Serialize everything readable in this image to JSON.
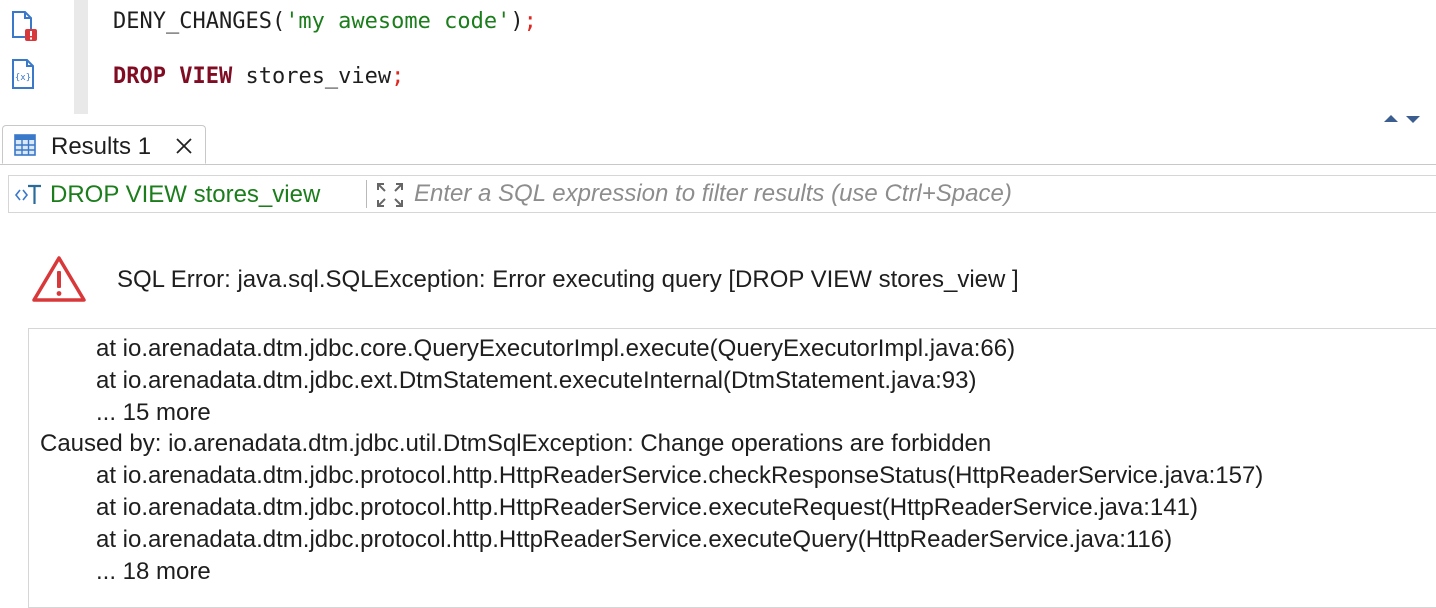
{
  "editor": {
    "line1": {
      "func": "DENY_CHANGES(",
      "string": "'my awesome code'",
      "close": ")",
      "semi": ";"
    },
    "line2": {
      "kw1": "DROP",
      "kw2": "VIEW",
      "rest": " stores_view",
      "semi": ";"
    },
    "gutter_icons": [
      "file-error-icon",
      "variable-file-icon"
    ]
  },
  "tab": {
    "label": "Results 1",
    "icon": "table-grid-icon",
    "close_icon": "close-icon"
  },
  "filter": {
    "query_label": "DROP VIEW stores_view",
    "placeholder": "Enter a SQL expression to filter results (use Ctrl+Space)"
  },
  "error": {
    "title": "SQL Error: java.sql.SQLException: Error executing query [DROP VIEW stores_view ]",
    "icon": "warning-icon"
  },
  "trace": [
    "at io.arenadata.dtm.jdbc.core.QueryExecutorImpl.execute(QueryExecutorImpl.java:66)",
    "at io.arenadata.dtm.jdbc.ext.DtmStatement.executeInternal(DtmStatement.java:93)",
    "... 15 more",
    "Caused by: io.arenadata.dtm.jdbc.util.DtmSqlException: Change operations are forbidden",
    "at io.arenadata.dtm.jdbc.protocol.http.HttpReaderService.checkResponseStatus(HttpReaderService.java:157)",
    "at io.arenadata.dtm.jdbc.protocol.http.HttpReaderService.executeRequest(HttpReaderService.java:141)",
    "at io.arenadata.dtm.jdbc.protocol.http.HttpReaderService.executeQuery(HttpReaderService.java:116)",
    "... 18 more"
  ],
  "colors": {
    "keyword": "#7f0c22",
    "string": "#1b7d1b",
    "semicolon": "#e0261f",
    "error_red": "#d9383a",
    "icon_blue": "#3a78c9"
  }
}
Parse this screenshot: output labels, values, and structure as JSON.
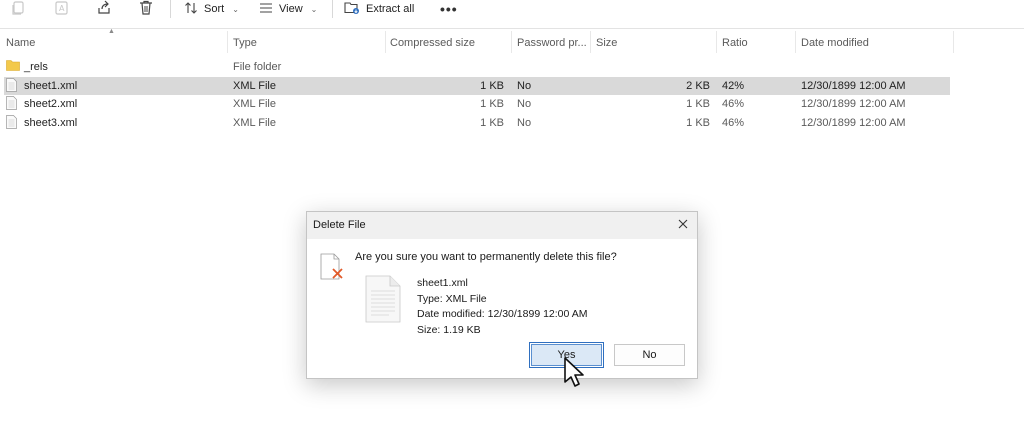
{
  "toolbar": {
    "sort_label": "Sort",
    "view_label": "View",
    "extract_label": "Extract all",
    "more_label": "•••"
  },
  "columns": [
    "Name",
    "Type",
    "Compressed size",
    "Password pr...",
    "Size",
    "Ratio",
    "Date modified"
  ],
  "files": [
    {
      "name": "_rels",
      "type": "File folder",
      "compressed": "",
      "password": "",
      "size": "",
      "ratio": "",
      "modified": "",
      "icon": "folder-icon"
    },
    {
      "name": "sheet1.xml",
      "type": "XML File",
      "compressed": "1 KB",
      "password": "No",
      "size": "2 KB",
      "ratio": "42%",
      "modified": "12/30/1899 12:00 AM",
      "icon": "file-icon"
    },
    {
      "name": "sheet2.xml",
      "type": "XML File",
      "compressed": "1 KB",
      "password": "No",
      "size": "1 KB",
      "ratio": "46%",
      "modified": "12/30/1899 12:00 AM",
      "icon": "file-icon"
    },
    {
      "name": "sheet3.xml",
      "type": "XML File",
      "compressed": "1 KB",
      "password": "No",
      "size": "1 KB",
      "ratio": "46%",
      "modified": "12/30/1899 12:00 AM",
      "icon": "file-icon"
    }
  ],
  "dialog": {
    "title": "Delete File",
    "question": "Are you sure you want to permanently delete this file?",
    "file_name": "sheet1.xml",
    "file_type": "Type: XML File",
    "file_modified": "Date modified: 12/30/1899 12:00 AM",
    "file_size": "Size: 1.19 KB",
    "yes_label": "Yes",
    "no_label": "No"
  },
  "colors": {
    "selection": "#d9d9d9",
    "accent": "#2f6fbf",
    "folder": "#f3c94b",
    "delete_x": "#e15a2a"
  }
}
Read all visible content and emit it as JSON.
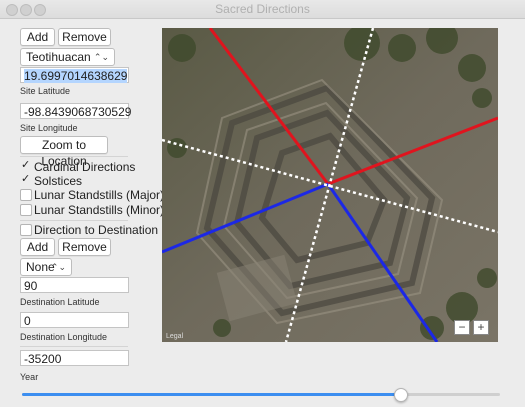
{
  "window": {
    "title": "Sacred Directions"
  },
  "sites": {
    "add_label": "Add",
    "remove_label": "Remove",
    "selected": "Teotihuacan"
  },
  "site": {
    "latitude_value": "19.6997014638629",
    "latitude_label": "Site Latitude",
    "longitude_value": "-98.8439068730529",
    "longitude_label": "Site Longitude",
    "zoom_button": "Zoom to Location"
  },
  "options": [
    {
      "label": "Cardinal Directions",
      "checked": true
    },
    {
      "label": "Solstices",
      "checked": true
    },
    {
      "label": "Lunar Standstills (Major)",
      "checked": false
    },
    {
      "label": "Lunar Standstills (Minor)",
      "checked": false
    }
  ],
  "destination": {
    "toggle_label": "Direction to Destination",
    "toggle_checked": false,
    "add_label": "Add",
    "remove_label": "Remove",
    "selected": "None",
    "latitude_value": "90",
    "latitude_label": "Destination Latitude",
    "longitude_value": "0",
    "longitude_label": "Destination Longitude"
  },
  "year": {
    "value": "-35200",
    "label": "Year",
    "slider_fraction": 0.79
  },
  "map": {
    "zoom_out": "−",
    "zoom_in": "+",
    "watermark": "Legal",
    "colors": {
      "solstice_winter": "#e0141e",
      "solstice_summer": "#1c28e6",
      "cardinal": "#ffffff"
    }
  }
}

** STATED EXERCISE **
Repeat each record exactly, with the pictures left out.

** EXERCISE RESPONSE **
Serialize everything readable in this image to JSON.
{
  "editor": {
    "line1": {
      "func": "DENY_CHANGES(",
      "string": "'my awesome code'",
      "close": ")",
      "semi": ";"
    },
    "line2": {
      "kw1": "DROP",
      "kw2": "VIEW",
      "rest": " stores_view",
      "semi": ";"
    },
    "gutter_icons": [
      "file-error-icon",
      "variable-file-icon"
    ]
  },
  "tab": {
    "label": "Results 1",
    "icon": "table-grid-icon",
    "close_icon": "close-icon"
  },
  "filter": {
    "query_label": "DROP VIEW stores_view",
    "placeholder": "Enter a SQL expression to filter results (use Ctrl+Space)"
  },
  "error": {
    "title": "SQL Error: java.sql.SQLException: Error executing query [DROP VIEW stores_view ]",
    "icon": "warning-icon"
  },
  "trace": [
    "at io.arenadata.dtm.jdbc.core.QueryExecutorImpl.execute(QueryExecutorImpl.java:66)",
    "at io.arenadata.dtm.jdbc.ext.DtmStatement.executeInternal(DtmStatement.java:93)",
    "... 15 more",
    "Caused by: io.arenadata.dtm.jdbc.util.DtmSqlException: Change operations are forbidden",
    "at io.arenadata.dtm.jdbc.protocol.http.HttpReaderService.checkResponseStatus(HttpReaderService.java:157)",
    "at io.arenadata.dtm.jdbc.protocol.http.HttpReaderService.executeRequest(HttpReaderService.java:141)",
    "at io.arenadata.dtm.jdbc.protocol.http.HttpReaderService.executeQuery(HttpReaderService.java:116)",
    "... 18 more"
  ],
  "colors": {
    "keyword": "#7f0c22",
    "string": "#1b7d1b",
    "semicolon": "#e0261f",
    "error_red": "#d9383a",
    "icon_blue": "#3a78c9"
  }
}
Parse this screenshot: output labels, values, and structure as JSON.
{
  "toolbar": {
    "sort_label": "Sort",
    "view_label": "View",
    "extract_label": "Extract all",
    "more_label": "•••"
  },
  "columns": [
    "Name",
    "Type",
    "Compressed size",
    "Password pr...",
    "Size",
    "Ratio",
    "Date modified"
  ],
  "files": [
    {
      "name": "_rels",
      "type": "File folder",
      "compressed": "",
      "password": "",
      "size": "",
      "ratio": "",
      "modified": "",
      "icon": "folder-icon"
    },
    {
      "name": "sheet1.xml",
      "type": "XML File",
      "compressed": "1 KB",
      "password": "No",
      "size": "2 KB",
      "ratio": "42%",
      "modified": "12/30/1899 12:00 AM",
      "icon": "file-icon"
    },
    {
      "name": "sheet2.xml",
      "type": "XML File",
      "compressed": "1 KB",
      "password": "No",
      "size": "1 KB",
      "ratio": "46%",
      "modified": "12/30/1899 12:00 AM",
      "icon": "file-icon"
    },
    {
      "name": "sheet3.xml",
      "type": "XML File",
      "compressed": "1 KB",
      "password": "No",
      "size": "1 KB",
      "ratio": "46%",
      "modified": "12/30/1899 12:00 AM",
      "icon": "file-icon"
    }
  ],
  "dialog": {
    "title": "Delete File",
    "question": "Are you sure you want to permanently delete this file?",
    "file_name": "sheet1.xml",
    "file_type": "Type: XML File",
    "file_modified": "Date modified: 12/30/1899 12:00 AM",
    "file_size": "Size: 1.19 KB",
    "yes_label": "Yes",
    "no_label": "No"
  },
  "colors": {
    "selection": "#d9d9d9",
    "accent": "#2f6fbf",
    "folder": "#f3c94b",
    "delete_x": "#e15a2a"
  }
}
Read all visible content and emit it as JSON.
{
  "window": {
    "title": "Sacred Directions"
  },
  "sites": {
    "add_label": "Add",
    "remove_label": "Remove",
    "selected": "Teotihuacan"
  },
  "site": {
    "latitude_value": "19.6997014638629",
    "latitude_label": "Site Latitude",
    "longitude_value": "-98.8439068730529",
    "longitude_label": "Site Longitude",
    "zoom_button": "Zoom to Location"
  },
  "options": [
    {
      "label": "Cardinal Directions",
      "checked": true
    },
    {
      "label": "Solstices",
      "checked": true
    },
    {
      "label": "Lunar Standstills (Major)",
      "checked": false
    },
    {
      "label": "Lunar Standstills (Minor)",
      "checked": false
    }
  ],
  "destination": {
    "toggle_label": "Direction to Destination",
    "toggle_checked": false,
    "add_label": "Add",
    "remove_label": "Remove",
    "selected": "None",
    "latitude_value": "90",
    "latitude_label": "Destination Latitude",
    "longitude_value": "0",
    "longitude_label": "Destination Longitude"
  },
  "year": {
    "value": "-35200",
    "label": "Year",
    "slider_fraction": 0.79
  },
  "map": {
    "zoom_out": "−",
    "zoom_in": "+",
    "watermark": "Legal",
    "colors": {
      "solstice_winter": "#e0141e",
      "solstice_summer": "#1c28e6",
      "cardinal": "#ffffff"
    }
  }
}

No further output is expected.